- _What the task requires_:
Copy the records below verbatim, starting at the line containing "69, 1619, 100]" and ending after the line containing "- new-zealand-map-icon: [137, 68, 179, 123]".

^^^^

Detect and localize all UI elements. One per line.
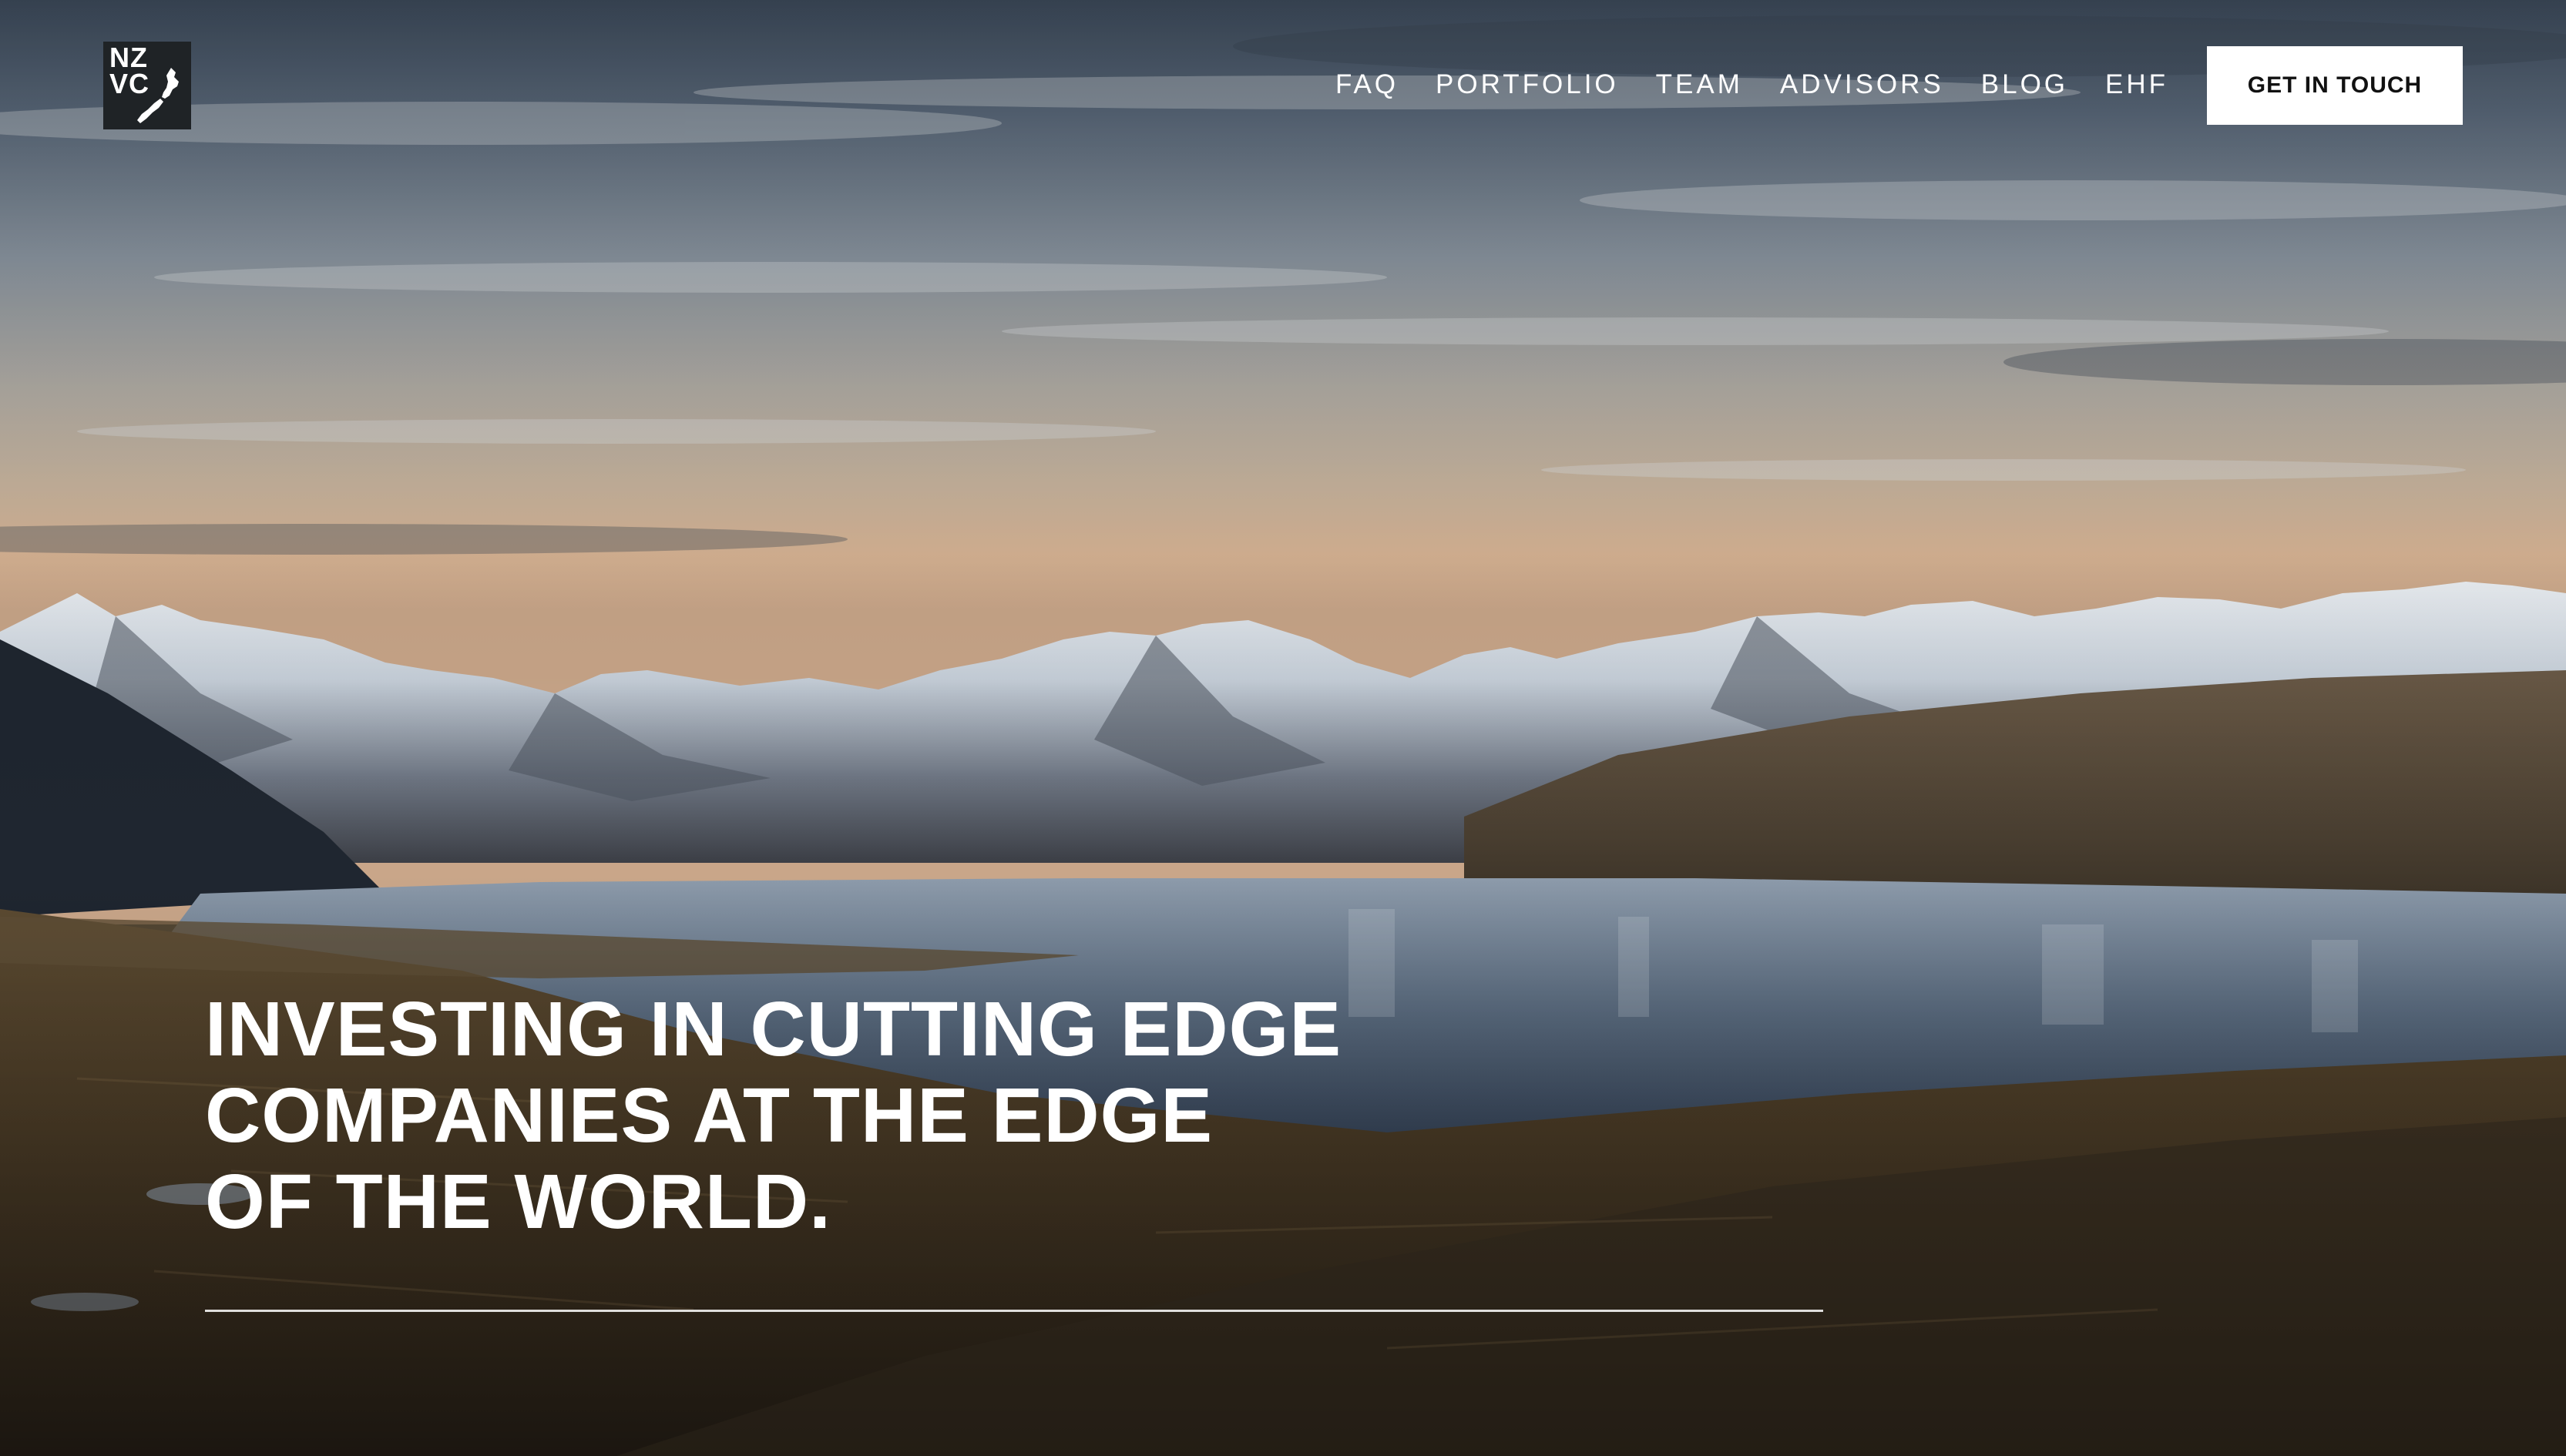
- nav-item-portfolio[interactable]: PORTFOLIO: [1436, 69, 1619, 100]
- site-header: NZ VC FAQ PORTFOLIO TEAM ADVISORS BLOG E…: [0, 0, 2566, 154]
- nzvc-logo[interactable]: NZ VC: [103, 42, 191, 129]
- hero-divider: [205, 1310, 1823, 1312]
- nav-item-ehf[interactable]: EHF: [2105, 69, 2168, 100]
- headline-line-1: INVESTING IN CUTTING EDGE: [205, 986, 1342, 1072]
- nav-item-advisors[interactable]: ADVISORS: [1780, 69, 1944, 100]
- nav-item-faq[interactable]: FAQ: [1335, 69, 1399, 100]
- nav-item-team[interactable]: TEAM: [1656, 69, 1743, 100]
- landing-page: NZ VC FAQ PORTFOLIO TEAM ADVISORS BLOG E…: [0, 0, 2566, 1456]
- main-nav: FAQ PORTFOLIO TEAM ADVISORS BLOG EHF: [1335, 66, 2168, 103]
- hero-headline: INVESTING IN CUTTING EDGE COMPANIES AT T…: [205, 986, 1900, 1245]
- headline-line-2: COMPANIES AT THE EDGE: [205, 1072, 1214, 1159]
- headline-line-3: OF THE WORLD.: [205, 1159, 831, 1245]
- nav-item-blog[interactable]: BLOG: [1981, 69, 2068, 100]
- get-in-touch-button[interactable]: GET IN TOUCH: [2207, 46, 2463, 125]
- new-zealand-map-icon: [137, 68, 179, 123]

^^^^

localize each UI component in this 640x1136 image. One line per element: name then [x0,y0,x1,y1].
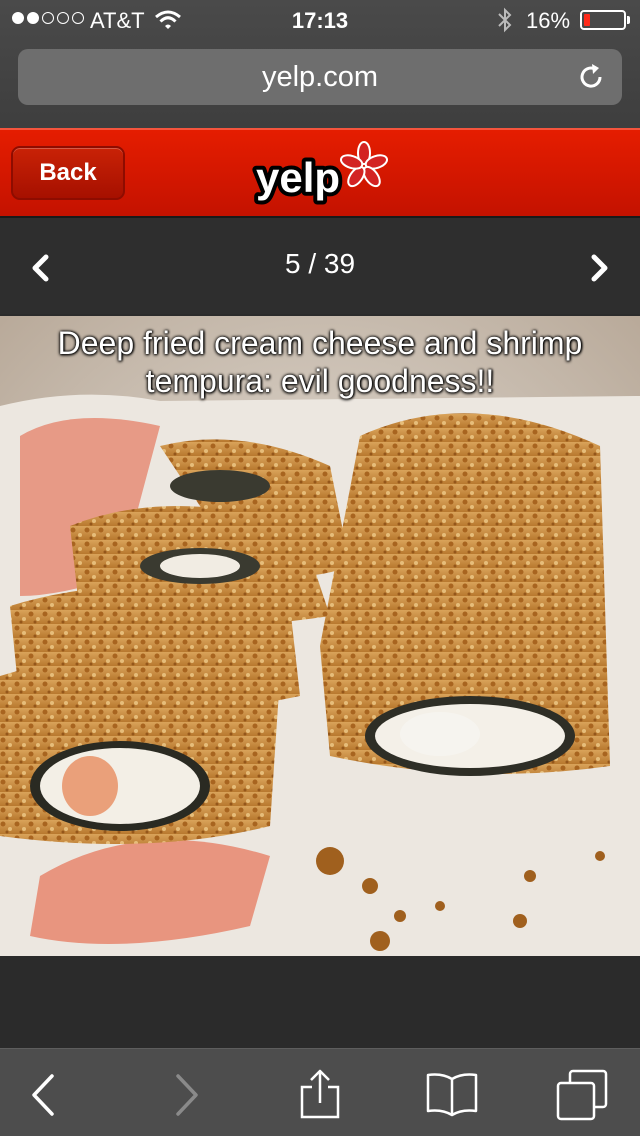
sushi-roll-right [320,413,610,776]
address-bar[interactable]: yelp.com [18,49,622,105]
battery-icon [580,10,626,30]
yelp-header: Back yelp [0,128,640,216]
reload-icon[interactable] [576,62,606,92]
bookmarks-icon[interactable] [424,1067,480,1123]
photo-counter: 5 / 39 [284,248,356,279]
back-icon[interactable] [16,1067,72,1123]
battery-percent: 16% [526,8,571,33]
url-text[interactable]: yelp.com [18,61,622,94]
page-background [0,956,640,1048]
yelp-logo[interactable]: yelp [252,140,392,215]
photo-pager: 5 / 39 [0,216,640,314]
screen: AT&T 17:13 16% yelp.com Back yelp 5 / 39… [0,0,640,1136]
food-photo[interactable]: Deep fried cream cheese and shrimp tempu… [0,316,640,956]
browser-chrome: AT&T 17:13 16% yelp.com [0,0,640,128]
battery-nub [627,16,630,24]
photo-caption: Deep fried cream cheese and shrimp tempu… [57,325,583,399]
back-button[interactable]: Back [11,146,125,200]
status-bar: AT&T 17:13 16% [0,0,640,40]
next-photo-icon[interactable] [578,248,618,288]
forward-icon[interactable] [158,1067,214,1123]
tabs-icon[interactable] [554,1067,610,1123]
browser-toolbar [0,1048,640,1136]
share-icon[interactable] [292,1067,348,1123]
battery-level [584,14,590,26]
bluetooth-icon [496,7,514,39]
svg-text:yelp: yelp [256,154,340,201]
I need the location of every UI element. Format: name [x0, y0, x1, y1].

^^^^

- _Written response_:
- nav-item-portfolio[interactable]: PORTFOLIO: [1436, 69, 1619, 100]
- site-header: NZ VC FAQ PORTFOLIO TEAM ADVISORS BLOG E…: [0, 0, 2566, 154]
- nzvc-logo[interactable]: NZ VC: [103, 42, 191, 129]
- hero-divider: [205, 1310, 1823, 1312]
- nav-item-ehf[interactable]: EHF: [2105, 69, 2168, 100]
- headline-line-1: INVESTING IN CUTTING EDGE: [205, 986, 1342, 1072]
- nav-item-advisors[interactable]: ADVISORS: [1780, 69, 1944, 100]
- nav-item-faq[interactable]: FAQ: [1335, 69, 1399, 100]
- nav-item-team[interactable]: TEAM: [1656, 69, 1743, 100]
- landing-page: NZ VC FAQ PORTFOLIO TEAM ADVISORS BLOG E…: [0, 0, 2566, 1456]
- main-nav: FAQ PORTFOLIO TEAM ADVISORS BLOG EHF: [1335, 66, 2168, 103]
- hero-headline: INVESTING IN CUTTING EDGE COMPANIES AT T…: [205, 986, 1900, 1245]
- headline-line-2: COMPANIES AT THE EDGE: [205, 1072, 1214, 1159]
- headline-line-3: OF THE WORLD.: [205, 1159, 831, 1245]
- nav-item-blog[interactable]: BLOG: [1981, 69, 2068, 100]
- get-in-touch-button[interactable]: GET IN TOUCH: [2207, 46, 2463, 125]
- new-zealand-map-icon: [137, 68, 179, 123]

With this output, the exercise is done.